Print the data exactly as it is given, please.

Start of Given information

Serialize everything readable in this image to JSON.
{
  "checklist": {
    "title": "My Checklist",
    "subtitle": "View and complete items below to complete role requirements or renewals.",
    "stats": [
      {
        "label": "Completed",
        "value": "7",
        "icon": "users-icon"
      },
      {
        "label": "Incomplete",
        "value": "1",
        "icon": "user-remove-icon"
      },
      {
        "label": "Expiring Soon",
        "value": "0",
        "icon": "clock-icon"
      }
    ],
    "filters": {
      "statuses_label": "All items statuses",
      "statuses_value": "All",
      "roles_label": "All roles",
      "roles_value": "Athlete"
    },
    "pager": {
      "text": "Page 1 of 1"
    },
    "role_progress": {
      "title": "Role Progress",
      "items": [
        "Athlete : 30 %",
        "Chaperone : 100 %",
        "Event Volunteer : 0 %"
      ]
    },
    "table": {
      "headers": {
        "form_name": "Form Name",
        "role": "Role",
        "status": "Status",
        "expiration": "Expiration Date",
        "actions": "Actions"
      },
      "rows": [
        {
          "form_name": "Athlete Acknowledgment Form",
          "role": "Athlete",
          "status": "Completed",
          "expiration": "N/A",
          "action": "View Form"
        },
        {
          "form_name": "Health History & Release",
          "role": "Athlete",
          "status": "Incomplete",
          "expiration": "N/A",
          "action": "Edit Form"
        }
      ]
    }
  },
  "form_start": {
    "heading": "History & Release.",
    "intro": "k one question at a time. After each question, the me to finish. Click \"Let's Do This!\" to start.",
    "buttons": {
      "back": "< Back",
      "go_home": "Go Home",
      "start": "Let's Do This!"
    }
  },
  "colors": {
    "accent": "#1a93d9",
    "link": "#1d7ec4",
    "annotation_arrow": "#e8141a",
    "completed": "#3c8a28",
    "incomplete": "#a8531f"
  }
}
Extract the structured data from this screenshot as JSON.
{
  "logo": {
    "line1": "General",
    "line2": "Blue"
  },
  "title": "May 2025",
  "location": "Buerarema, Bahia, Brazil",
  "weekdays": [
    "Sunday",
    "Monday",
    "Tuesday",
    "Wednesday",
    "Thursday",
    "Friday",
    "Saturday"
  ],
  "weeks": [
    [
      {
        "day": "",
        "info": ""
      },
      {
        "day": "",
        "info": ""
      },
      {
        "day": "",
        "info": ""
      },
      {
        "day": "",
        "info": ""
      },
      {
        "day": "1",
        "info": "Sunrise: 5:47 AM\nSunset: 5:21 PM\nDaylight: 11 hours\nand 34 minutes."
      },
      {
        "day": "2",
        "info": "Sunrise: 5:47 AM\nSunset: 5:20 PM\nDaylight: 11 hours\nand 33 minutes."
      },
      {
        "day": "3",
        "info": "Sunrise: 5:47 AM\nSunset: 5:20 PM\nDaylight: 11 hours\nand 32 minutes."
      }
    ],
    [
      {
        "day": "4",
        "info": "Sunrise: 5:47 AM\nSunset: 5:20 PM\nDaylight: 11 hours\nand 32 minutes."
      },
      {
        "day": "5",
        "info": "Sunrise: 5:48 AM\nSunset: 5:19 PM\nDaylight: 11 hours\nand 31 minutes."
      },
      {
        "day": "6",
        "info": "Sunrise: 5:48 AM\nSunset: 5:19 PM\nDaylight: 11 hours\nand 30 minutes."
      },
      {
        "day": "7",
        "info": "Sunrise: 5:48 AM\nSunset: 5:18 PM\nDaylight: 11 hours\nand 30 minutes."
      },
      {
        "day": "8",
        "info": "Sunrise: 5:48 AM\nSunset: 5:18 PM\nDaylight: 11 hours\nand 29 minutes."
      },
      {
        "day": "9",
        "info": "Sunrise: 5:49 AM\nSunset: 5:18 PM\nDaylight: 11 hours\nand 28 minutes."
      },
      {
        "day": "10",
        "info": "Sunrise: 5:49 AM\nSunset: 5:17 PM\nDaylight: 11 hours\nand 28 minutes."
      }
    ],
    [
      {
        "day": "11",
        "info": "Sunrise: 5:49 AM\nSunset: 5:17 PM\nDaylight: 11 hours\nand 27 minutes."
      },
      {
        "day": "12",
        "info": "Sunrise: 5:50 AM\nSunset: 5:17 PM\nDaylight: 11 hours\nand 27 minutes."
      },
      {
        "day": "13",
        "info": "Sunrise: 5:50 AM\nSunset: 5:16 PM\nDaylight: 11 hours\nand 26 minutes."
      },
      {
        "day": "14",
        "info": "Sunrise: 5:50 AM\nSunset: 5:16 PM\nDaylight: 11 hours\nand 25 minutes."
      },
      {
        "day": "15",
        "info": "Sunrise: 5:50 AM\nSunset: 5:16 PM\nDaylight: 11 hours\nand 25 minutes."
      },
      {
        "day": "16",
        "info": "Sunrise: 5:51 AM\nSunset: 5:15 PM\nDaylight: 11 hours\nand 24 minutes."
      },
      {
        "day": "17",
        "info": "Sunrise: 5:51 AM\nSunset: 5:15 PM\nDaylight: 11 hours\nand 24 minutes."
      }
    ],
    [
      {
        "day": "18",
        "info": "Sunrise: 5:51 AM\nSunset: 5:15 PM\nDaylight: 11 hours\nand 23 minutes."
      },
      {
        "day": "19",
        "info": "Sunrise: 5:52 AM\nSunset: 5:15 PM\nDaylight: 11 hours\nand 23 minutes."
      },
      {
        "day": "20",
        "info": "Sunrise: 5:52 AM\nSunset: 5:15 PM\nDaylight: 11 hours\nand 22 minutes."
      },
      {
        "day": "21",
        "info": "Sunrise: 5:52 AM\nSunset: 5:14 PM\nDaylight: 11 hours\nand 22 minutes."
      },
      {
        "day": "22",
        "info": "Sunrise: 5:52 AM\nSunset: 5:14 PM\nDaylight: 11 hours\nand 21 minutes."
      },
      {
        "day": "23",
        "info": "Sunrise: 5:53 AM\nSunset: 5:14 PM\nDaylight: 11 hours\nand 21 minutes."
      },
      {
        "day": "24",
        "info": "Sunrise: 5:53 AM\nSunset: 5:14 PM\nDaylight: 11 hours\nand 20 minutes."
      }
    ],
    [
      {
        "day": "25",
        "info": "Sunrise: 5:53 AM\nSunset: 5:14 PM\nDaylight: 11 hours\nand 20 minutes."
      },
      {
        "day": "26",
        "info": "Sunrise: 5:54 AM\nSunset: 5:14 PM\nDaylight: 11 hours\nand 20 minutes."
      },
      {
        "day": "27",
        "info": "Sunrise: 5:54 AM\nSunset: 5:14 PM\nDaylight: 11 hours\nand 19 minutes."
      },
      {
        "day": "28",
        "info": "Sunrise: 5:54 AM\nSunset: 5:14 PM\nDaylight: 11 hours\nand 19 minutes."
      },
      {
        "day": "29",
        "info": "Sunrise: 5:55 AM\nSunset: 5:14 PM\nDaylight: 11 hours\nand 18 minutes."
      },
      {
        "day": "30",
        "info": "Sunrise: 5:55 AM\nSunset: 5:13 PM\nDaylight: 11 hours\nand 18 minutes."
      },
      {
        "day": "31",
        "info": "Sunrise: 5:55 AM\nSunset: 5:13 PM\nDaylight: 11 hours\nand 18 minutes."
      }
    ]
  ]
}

End of Given information

-- Result of the exercise --
Serialize everything readable in this image to JSON.
{
  "checklist": {
    "title": "My Checklist",
    "subtitle": "View and complete items below to complete role requirements or renewals.",
    "stats": [
      {
        "label": "Completed",
        "value": "7",
        "icon": "users-icon"
      },
      {
        "label": "Incomplete",
        "value": "1",
        "icon": "user-remove-icon"
      },
      {
        "label": "Expiring Soon",
        "value": "0",
        "icon": "clock-icon"
      }
    ],
    "filters": {
      "statuses_label": "All items statuses",
      "statuses_value": "All",
      "roles_label": "All roles",
      "roles_value": "Athlete"
    },
    "pager": {
      "text": "Page 1 of 1"
    },
    "role_progress": {
      "title": "Role Progress",
      "items": [
        "Athlete : 30 %",
        "Chaperone : 100 %",
        "Event Volunteer : 0 %"
      ]
    },
    "table": {
      "headers": {
        "form_name": "Form Name",
        "role": "Role",
        "status": "Status",
        "expiration": "Expiration Date",
        "actions": "Actions"
      },
      "rows": [
        {
          "form_name": "Athlete Acknowledgment Form",
          "role": "Athlete",
          "status": "Completed",
          "expiration": "N/A",
          "action": "View Form"
        },
        {
          "form_name": "Health History & Release",
          "role": "Athlete",
          "status": "Incomplete",
          "expiration": "N/A",
          "action": "Edit Form"
        }
      ]
    }
  },
  "form_start": {
    "heading": "History & Release.",
    "intro": "k one question at a time. After each question, the me to finish. Click \"Let's Do This!\" to start.",
    "buttons": {
      "back": "< Back",
      "go_home": "Go Home",
      "start": "Let's Do This!"
    }
  },
  "colors": {
    "accent": "#1a93d9",
    "link": "#1d7ec4",
    "annotation_arrow": "#e8141a",
    "completed": "#3c8a28",
    "incomplete": "#a8531f"
  }
}
Extract the structured data from this screenshot as JSON.
{
  "logo": {
    "line1": "General",
    "line2": "Blue"
  },
  "title": "May 2025",
  "location": "Buerarema, Bahia, Brazil",
  "weekdays": [
    "Sunday",
    "Monday",
    "Tuesday",
    "Wednesday",
    "Thursday",
    "Friday",
    "Saturday"
  ],
  "weeks": [
    [
      {
        "day": "",
        "info": ""
      },
      {
        "day": "",
        "info": ""
      },
      {
        "day": "",
        "info": ""
      },
      {
        "day": "",
        "info": ""
      },
      {
        "day": "1",
        "info": "Sunrise: 5:47 AM\nSunset: 5:21 PM\nDaylight: 11 hours\nand 34 minutes."
      },
      {
        "day": "2",
        "info": "Sunrise: 5:47 AM\nSunset: 5:20 PM\nDaylight: 11 hours\nand 33 minutes."
      },
      {
        "day": "3",
        "info": "Sunrise: 5:47 AM\nSunset: 5:20 PM\nDaylight: 11 hours\nand 32 minutes."
      }
    ],
    [
      {
        "day": "4",
        "info": "Sunrise: 5:47 AM\nSunset: 5:20 PM\nDaylight: 11 hours\nand 32 minutes."
      },
      {
        "day": "5",
        "info": "Sunrise: 5:48 AM\nSunset: 5:19 PM\nDaylight: 11 hours\nand 31 minutes."
      },
      {
        "day": "6",
        "info": "Sunrise: 5:48 AM\nSunset: 5:19 PM\nDaylight: 11 hours\nand 30 minutes."
      },
      {
        "day": "7",
        "info": "Sunrise: 5:48 AM\nSunset: 5:18 PM\nDaylight: 11 hours\nand 30 minutes."
      },
      {
        "day": "8",
        "info": "Sunrise: 5:48 AM\nSunset: 5:18 PM\nDaylight: 11 hours\nand 29 minutes."
      },
      {
        "day": "9",
        "info": "Sunrise: 5:49 AM\nSunset: 5:18 PM\nDaylight: 11 hours\nand 28 minutes."
      },
      {
        "day": "10",
        "info": "Sunrise: 5:49 AM\nSunset: 5:17 PM\nDaylight: 11 hours\nand 28 minutes."
      }
    ],
    [
      {
        "day": "11",
        "info": "Sunrise: 5:49 AM\nSunset: 5:17 PM\nDaylight: 11 hours\nand 27 minutes."
      },
      {
        "day": "12",
        "info": "Sunrise: 5:50 AM\nSunset: 5:17 PM\nDaylight: 11 hours\nand 27 minutes."
      },
      {
        "day": "13",
        "info": "Sunrise: 5:50 AM\nSunset: 5:16 PM\nDaylight: 11 hours\nand 26 minutes."
      },
      {
        "day": "14",
        "info": "Sunrise: 5:50 AM\nSunset: 5:16 PM\nDaylight: 11 hours\nand 25 minutes."
      },
      {
        "day": "15",
        "info": "Sunrise: 5:50 AM\nSunset: 5:16 PM\nDaylight: 11 hours\nand 25 minutes."
      },
      {
        "day": "16",
        "info": "Sunrise: 5:51 AM\nSunset: 5:15 PM\nDaylight: 11 hours\nand 24 minutes."
      },
      {
        "day": "17",
        "info": "Sunrise: 5:51 AM\nSunset: 5:15 PM\nDaylight: 11 hours\nand 24 minutes."
      }
    ],
    [
      {
        "day": "18",
        "info": "Sunrise: 5:51 AM\nSunset: 5:15 PM\nDaylight: 11 hours\nand 23 minutes."
      },
      {
        "day": "19",
        "info": "Sunrise: 5:52 AM\nSunset: 5:15 PM\nDaylight: 11 hours\nand 23 minutes."
      },
      {
        "day": "20",
        "info": "Sunrise: 5:52 AM\nSunset: 5:15 PM\nDaylight: 11 hours\nand 22 minutes."
      },
      {
        "day": "21",
        "info": "Sunrise: 5:52 AM\nSunset: 5:14 PM\nDaylight: 11 hours\nand 22 minutes."
      },
      {
        "day": "22",
        "info": "Sunrise: 5:52 AM\nSunset: 5:14 PM\nDaylight: 11 hours\nand 21 minutes."
      },
      {
        "day": "23",
        "info": "Sunrise: 5:53 AM\nSunset: 5:14 PM\nDaylight: 11 hours\nand 21 minutes."
      },
      {
        "day": "24",
        "info": "Sunrise: 5:53 AM\nSunset: 5:14 PM\nDaylight: 11 hours\nand 20 minutes."
      }
    ],
    [
      {
        "day": "25",
        "info": "Sunrise: 5:53 AM\nSunset: 5:14 PM\nDaylight: 11 hours\nand 20 minutes."
      },
      {
        "day": "26",
        "info": "Sunrise: 5:54 AM\nSunset: 5:14 PM\nDaylight: 11 hours\nand 20 minutes."
      },
      {
        "day": "27",
        "info": "Sunrise: 5:54 AM\nSunset: 5:14 PM\nDaylight: 11 hours\nand 19 minutes."
      },
      {
        "day": "28",
        "info": "Sunrise: 5:54 AM\nSunset: 5:14 PM\nDaylight: 11 hours\nand 19 minutes."
      },
      {
        "day": "29",
        "info": "Sunrise: 5:55 AM\nSunset: 5:14 PM\nDaylight: 11 hours\nand 18 minutes."
      },
      {
        "day": "30",
        "info": "Sunrise: 5:55 AM\nSunset: 5:13 PM\nDaylight: 11 hours\nand 18 minutes."
      },
      {
        "day": "31",
        "info": "Sunrise: 5:55 AM\nSunset: 5:13 PM\nDaylight: 11 hours\nand 18 minutes."
      }
    ]
  ]
}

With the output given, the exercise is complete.